Using the data below, gather each line that includes the word "ylabel".

>> START

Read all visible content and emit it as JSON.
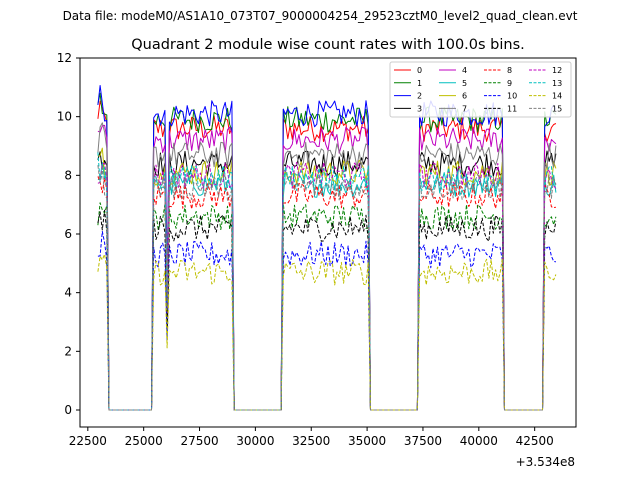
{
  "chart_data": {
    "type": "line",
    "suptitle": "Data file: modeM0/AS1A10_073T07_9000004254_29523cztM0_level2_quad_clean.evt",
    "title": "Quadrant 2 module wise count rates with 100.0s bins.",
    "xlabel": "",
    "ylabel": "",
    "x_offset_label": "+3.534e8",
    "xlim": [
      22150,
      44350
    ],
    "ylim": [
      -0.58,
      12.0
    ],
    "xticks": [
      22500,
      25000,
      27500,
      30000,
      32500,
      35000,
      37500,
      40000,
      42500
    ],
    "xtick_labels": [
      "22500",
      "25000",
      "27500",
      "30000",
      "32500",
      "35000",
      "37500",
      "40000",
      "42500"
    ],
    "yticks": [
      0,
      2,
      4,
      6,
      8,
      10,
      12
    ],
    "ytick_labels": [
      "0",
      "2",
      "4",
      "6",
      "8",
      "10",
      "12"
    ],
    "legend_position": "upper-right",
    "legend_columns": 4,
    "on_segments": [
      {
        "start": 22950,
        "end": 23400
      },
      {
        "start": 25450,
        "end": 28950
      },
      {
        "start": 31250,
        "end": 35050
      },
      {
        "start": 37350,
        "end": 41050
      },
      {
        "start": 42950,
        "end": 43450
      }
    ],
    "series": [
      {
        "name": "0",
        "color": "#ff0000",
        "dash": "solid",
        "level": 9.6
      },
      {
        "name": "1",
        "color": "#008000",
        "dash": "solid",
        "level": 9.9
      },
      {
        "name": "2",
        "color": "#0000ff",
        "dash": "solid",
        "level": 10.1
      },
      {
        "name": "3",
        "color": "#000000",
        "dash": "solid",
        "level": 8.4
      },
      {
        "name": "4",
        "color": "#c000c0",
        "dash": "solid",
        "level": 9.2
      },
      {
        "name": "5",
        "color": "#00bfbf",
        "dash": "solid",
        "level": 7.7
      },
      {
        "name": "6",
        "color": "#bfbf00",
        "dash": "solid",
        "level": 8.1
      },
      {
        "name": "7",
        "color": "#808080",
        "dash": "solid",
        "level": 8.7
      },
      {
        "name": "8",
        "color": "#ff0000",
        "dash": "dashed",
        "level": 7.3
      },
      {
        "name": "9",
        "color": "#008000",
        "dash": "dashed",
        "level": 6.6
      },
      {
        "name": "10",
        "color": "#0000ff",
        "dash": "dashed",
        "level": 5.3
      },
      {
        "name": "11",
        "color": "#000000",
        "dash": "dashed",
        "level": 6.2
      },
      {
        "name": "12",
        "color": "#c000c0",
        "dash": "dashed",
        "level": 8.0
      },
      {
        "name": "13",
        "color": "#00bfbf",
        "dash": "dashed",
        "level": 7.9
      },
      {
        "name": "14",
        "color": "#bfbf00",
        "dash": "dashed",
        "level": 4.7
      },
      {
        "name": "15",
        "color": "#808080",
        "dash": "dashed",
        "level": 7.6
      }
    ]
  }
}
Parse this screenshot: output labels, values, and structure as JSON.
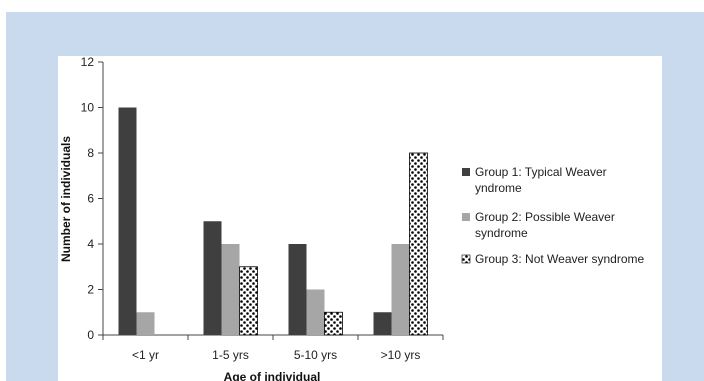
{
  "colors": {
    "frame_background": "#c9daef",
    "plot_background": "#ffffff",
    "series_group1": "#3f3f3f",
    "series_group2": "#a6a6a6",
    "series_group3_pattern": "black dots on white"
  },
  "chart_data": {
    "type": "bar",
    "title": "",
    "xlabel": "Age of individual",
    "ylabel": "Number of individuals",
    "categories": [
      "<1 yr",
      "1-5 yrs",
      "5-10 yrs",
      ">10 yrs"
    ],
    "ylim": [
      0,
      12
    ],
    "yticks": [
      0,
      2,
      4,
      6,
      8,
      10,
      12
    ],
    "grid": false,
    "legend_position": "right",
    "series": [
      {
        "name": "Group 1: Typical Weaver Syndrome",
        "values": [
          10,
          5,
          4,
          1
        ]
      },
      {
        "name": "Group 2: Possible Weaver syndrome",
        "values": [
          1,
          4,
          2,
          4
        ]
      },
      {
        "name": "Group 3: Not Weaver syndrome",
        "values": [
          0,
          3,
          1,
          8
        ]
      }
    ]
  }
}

>> END

Exercise response:
    "ylabel": "",
    "ylabel": "Number of individuals",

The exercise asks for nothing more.